▸ **Set task**: Make a verbatim copy of every line in this listing.

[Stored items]

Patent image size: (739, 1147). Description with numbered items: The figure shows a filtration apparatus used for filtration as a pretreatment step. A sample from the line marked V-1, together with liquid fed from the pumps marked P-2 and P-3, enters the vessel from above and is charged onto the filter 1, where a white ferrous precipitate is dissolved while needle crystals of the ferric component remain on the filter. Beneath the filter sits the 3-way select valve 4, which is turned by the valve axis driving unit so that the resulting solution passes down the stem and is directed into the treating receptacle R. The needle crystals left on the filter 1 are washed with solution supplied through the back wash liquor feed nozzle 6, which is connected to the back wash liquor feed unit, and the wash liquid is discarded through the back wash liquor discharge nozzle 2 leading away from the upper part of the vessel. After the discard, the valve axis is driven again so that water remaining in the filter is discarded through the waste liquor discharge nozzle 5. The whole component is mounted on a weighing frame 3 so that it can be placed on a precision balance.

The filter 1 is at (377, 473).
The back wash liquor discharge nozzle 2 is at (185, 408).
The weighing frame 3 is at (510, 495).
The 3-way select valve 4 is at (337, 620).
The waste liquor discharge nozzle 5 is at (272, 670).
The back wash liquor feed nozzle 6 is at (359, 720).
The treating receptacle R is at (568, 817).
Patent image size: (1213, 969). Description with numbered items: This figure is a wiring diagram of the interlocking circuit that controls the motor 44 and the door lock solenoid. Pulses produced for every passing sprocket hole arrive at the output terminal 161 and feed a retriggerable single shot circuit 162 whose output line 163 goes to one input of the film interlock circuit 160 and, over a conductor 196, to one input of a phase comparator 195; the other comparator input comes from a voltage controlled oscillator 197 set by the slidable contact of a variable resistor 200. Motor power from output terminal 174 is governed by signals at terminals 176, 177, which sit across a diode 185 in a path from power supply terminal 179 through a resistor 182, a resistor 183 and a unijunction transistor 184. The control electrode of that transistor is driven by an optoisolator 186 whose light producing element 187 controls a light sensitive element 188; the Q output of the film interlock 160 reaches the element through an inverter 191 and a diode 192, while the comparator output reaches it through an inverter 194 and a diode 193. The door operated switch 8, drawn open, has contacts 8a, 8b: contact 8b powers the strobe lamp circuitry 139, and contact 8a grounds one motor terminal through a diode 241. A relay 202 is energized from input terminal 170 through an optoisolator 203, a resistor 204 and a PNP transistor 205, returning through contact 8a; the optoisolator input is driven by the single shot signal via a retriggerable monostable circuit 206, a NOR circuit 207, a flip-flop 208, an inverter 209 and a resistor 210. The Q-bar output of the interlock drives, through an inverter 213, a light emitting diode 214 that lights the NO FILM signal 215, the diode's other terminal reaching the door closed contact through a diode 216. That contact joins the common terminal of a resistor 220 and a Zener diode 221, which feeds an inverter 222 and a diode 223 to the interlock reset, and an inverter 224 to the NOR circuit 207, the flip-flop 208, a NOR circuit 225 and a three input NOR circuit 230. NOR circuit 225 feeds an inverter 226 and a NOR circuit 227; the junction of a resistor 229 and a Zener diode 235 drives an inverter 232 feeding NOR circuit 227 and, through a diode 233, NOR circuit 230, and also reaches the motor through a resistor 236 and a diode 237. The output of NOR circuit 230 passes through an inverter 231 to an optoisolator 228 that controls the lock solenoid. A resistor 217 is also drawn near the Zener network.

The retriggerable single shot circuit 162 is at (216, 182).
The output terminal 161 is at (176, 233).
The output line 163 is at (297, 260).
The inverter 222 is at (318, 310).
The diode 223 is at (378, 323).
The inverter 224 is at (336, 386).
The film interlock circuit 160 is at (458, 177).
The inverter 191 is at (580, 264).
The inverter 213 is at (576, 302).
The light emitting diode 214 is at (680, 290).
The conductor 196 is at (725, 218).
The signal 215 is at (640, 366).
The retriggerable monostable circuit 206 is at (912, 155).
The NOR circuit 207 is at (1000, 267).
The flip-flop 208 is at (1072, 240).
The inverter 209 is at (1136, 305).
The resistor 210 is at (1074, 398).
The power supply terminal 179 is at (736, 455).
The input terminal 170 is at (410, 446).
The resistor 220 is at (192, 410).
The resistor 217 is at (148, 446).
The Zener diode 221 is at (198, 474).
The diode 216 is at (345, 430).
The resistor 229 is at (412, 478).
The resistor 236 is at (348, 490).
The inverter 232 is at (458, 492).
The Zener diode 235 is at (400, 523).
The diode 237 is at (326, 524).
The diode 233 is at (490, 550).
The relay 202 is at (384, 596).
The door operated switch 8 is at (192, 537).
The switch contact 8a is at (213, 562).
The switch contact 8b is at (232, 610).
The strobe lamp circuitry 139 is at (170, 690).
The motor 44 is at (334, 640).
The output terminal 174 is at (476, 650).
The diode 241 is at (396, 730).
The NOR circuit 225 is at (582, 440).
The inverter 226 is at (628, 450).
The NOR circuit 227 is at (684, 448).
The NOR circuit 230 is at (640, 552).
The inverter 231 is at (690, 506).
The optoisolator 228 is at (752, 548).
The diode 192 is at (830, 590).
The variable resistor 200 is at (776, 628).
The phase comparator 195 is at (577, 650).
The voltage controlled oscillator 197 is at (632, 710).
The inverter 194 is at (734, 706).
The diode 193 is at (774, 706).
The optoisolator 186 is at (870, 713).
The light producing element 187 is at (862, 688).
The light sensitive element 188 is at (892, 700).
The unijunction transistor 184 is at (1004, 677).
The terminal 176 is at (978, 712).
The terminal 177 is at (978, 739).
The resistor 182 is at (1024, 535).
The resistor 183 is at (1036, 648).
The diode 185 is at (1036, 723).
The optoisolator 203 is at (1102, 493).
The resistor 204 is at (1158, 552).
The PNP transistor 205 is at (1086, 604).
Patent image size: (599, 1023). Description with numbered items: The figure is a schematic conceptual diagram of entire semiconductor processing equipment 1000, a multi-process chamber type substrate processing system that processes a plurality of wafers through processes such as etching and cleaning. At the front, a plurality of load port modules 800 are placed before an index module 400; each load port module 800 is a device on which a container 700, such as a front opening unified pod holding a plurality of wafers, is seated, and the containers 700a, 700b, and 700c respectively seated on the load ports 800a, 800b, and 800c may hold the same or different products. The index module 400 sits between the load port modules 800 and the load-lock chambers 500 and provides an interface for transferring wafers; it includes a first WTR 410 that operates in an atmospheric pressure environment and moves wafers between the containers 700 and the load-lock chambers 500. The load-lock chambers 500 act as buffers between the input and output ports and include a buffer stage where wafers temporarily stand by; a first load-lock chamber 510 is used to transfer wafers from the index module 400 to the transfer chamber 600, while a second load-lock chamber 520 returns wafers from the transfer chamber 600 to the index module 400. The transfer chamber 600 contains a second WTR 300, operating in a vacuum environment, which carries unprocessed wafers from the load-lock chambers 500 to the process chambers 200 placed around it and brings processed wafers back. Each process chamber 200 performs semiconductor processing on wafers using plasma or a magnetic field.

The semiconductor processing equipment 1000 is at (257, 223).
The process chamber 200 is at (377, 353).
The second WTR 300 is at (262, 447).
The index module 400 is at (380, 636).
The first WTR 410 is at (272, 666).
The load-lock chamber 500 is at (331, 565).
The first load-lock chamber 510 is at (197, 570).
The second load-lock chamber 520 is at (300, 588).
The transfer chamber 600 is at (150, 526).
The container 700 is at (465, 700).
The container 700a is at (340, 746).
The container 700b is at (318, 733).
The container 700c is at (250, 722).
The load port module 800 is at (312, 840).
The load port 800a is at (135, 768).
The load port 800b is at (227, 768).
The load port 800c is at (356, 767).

▸ **Exercise answer**:
Patent image size: (739, 1147). Description with numbered items: The figure shows a filtration apparatus used for filtration as a pretreatment step. A sample from the line marked V-1, together with liquid fed from the pumps marked P-2 and P-3, enters the vessel from above and is charged onto the filter 1, where a white ferrous precipitate is dissolved while needle crystals of the ferric component remain on the filter. Beneath the filter sits the 3-way select valve 4, which is turned by the valve axis driving unit so that the resulting solution passes down the stem and is directed into the treating receptacle R. The needle crystals left on the filter 1 are washed with solution supplied through the back wash liquor feed nozzle 6, which is connected to the back wash liquor feed unit, and the wash liquid is discarded through the back wash liquor discharge nozzle 2 leading away from the upper part of the vessel. After the discard, the valve axis is driven again so that water remaining in the filter is discarded through the waste liquor discharge nozzle 5. The whole component is mounted on a weighing frame 3 so that it can be placed on a precision balance.

The filter 1 is at (377, 473).
The back wash liquor discharge nozzle 2 is at (185, 408).
The weighing frame 3 is at (510, 495).
The 3-way select valve 4 is at (337, 620).
The waste liquor discharge nozzle 5 is at (272, 670).
The back wash liquor feed nozzle 6 is at (359, 720).
The treating receptacle R is at (568, 817).
Patent image size: (1213, 969). Description with numbered items: This figure is a wiring diagram of the interlocking circuit that controls the motor 44 and the door lock solenoid. Pulses produced for every passing sprocket hole arrive at the output terminal 161 and feed a retriggerable single shot circuit 162 whose output line 163 goes to one input of the film interlock circuit 160 and, over a conductor 196, to one input of a phase comparator 195; the other comparator input comes from a voltage controlled oscillator 197 set by the slidable contact of a variable resistor 200. Motor power from output terminal 174 is governed by signals at terminals 176, 177, which sit across a diode 185 in a path from power supply terminal 179 through a resistor 182, a resistor 183 and a unijunction transistor 184. The control electrode of that transistor is driven by an optoisolator 186 whose light producing element 187 controls a light sensitive element 188; the Q output of the film interlock 160 reaches the element through an inverter 191 and a diode 192, while the comparator output reaches it through an inverter 194 and a diode 193. The door operated switch 8, drawn open, has contacts 8a, 8b: contact 8b powers the strobe lamp circuitry 139, and contact 8a grounds one motor terminal through a diode 241. A relay 202 is energized from input terminal 170 through an optoisolator 203, a resistor 204 and a PNP transistor 205, returning through contact 8a; the optoisolator input is driven by the single shot signal via a retriggerable monostable circuit 206, a NOR circuit 207, a flip-flop 208, an inverter 209 and a resistor 210. The Q-bar output of the interlock drives, through an inverter 213, a light emitting diode 214 that lights the NO FILM signal 215, the diode's other terminal reaching the door closed contact through a diode 216. That contact joins the common terminal of a resistor 220 and a Zener diode 221, which feeds an inverter 222 and a diode 223 to the interlock reset, and an inverter 224 to the NOR circuit 207, the flip-flop 208, a NOR circuit 225 and a three input NOR circuit 230. NOR circuit 225 feeds an inverter 226 and a NOR circuit 227; the junction of a resistor 229 and a Zener diode 235 drives an inverter 232 feeding NOR circuit 227 and, through a diode 233, NOR circuit 230, and also reaches the motor through a resistor 236 and a diode 237. The output of NOR circuit 230 passes through an inverter 231 to an optoisolator 228 that controls the lock solenoid. A resistor 217 is also drawn near the Zener network.

The retriggerable single shot circuit 162 is at (216, 182).
The output terminal 161 is at (176, 233).
The output line 163 is at (297, 260).
The inverter 222 is at (318, 310).
The diode 223 is at (378, 323).
The inverter 224 is at (336, 386).
The film interlock circuit 160 is at (458, 177).
The inverter 191 is at (580, 264).
The inverter 213 is at (576, 302).
The light emitting diode 214 is at (680, 290).
The conductor 196 is at (725, 218).
The signal 215 is at (640, 366).
The retriggerable monostable circuit 206 is at (912, 155).
The NOR circuit 207 is at (1000, 267).
The flip-flop 208 is at (1072, 240).
The inverter 209 is at (1136, 305).
The resistor 210 is at (1074, 398).
The power supply terminal 179 is at (736, 455).
The input terminal 170 is at (410, 446).
The resistor 220 is at (192, 410).
The resistor 217 is at (148, 446).
The Zener diode 221 is at (198, 474).
The diode 216 is at (345, 430).
The resistor 229 is at (412, 478).
The resistor 236 is at (348, 490).
The inverter 232 is at (458, 492).
The Zener diode 235 is at (400, 523).
The diode 237 is at (326, 524).
The diode 233 is at (490, 550).
The relay 202 is at (384, 596).
The door operated switch 8 is at (192, 537).
The switch contact 8a is at (213, 562).
The switch contact 8b is at (232, 610).
The strobe lamp circuitry 139 is at (170, 690).
The motor 44 is at (334, 640).
The output terminal 174 is at (476, 650).
The diode 241 is at (396, 730).
The NOR circuit 225 is at (582, 440).
The inverter 226 is at (628, 450).
The NOR circuit 227 is at (684, 448).
The NOR circuit 230 is at (640, 552).
The inverter 231 is at (690, 506).
The optoisolator 228 is at (752, 548).
The diode 192 is at (830, 590).
The variable resistor 200 is at (776, 628).
The phase comparator 195 is at (577, 650).
The voltage controlled oscillator 197 is at (632, 710).
The inverter 194 is at (734, 706).
The diode 193 is at (774, 706).
The optoisolator 186 is at (870, 713).
The light producing element 187 is at (862, 688).
The light sensitive element 188 is at (892, 700).
The unijunction transistor 184 is at (1004, 677).
The terminal 176 is at (978, 712).
The terminal 177 is at (978, 739).
The resistor 182 is at (1024, 535).
The resistor 183 is at (1036, 648).
The diode 185 is at (1036, 723).
The optoisolator 203 is at (1102, 493).
The resistor 204 is at (1158, 552).
The PNP transistor 205 is at (1086, 604).
Patent image size: (599, 1023). Description with numbered items: The figure is a schematic conceptual diagram of entire semiconductor processing equipment 1000, a multi-process chamber type substrate processing system that processes a plurality of wafers through processes such as etching and cleaning. At the front, a plurality of load port modules 800 are placed before an index module 400; each load port module 800 is a device on which a container 700, such as a front opening unified pod holding a plurality of wafers, is seated, and the containers 700a, 700b, and 700c respectively seated on the load ports 800a, 800b, and 800c may hold the same or different products. The index module 400 sits between the load port modules 800 and the load-lock chambers 500 and provides an interface for transferring wafers; it includes a first WTR 410 that operates in an atmospheric pressure environment and moves wafers between the containers 700 and the load-lock chambers 500. The load-lock chambers 500 act as buffers between the input and output ports and include a buffer stage where wafers temporarily stand by; a first load-lock chamber 510 is used to transfer wafers from the index module 400 to the transfer chamber 600, while a second load-lock chamber 520 returns wafers from the transfer chamber 600 to the index module 400. The transfer chamber 600 contains a second WTR 300, operating in a vacuum environment, which carries unprocessed wafers from the load-lock chambers 500 to the process chambers 200 placed around it and brings processed wafers back. Each process chamber 200 performs semiconductor processing on wafers using plasma or a magnetic field.

The semiconductor processing equipment 1000 is at (257, 223).
The process chamber 200 is at (377, 353).
The second WTR 300 is at (262, 447).
The index module 400 is at (380, 636).
The first WTR 410 is at (272, 666).
The load-lock chamber 500 is at (331, 565).
The first load-lock chamber 510 is at (197, 570).
The second load-lock chamber 520 is at (300, 588).
The transfer chamber 600 is at (150, 526).
The container 700 is at (465, 700).
The container 700a is at (340, 746).
The container 700b is at (318, 733).
The container 700c is at (250, 722).
The load port module 800 is at (312, 840).
The load port 800a is at (135, 768).
The load port 800b is at (227, 768).
The load port 800c is at (356, 767).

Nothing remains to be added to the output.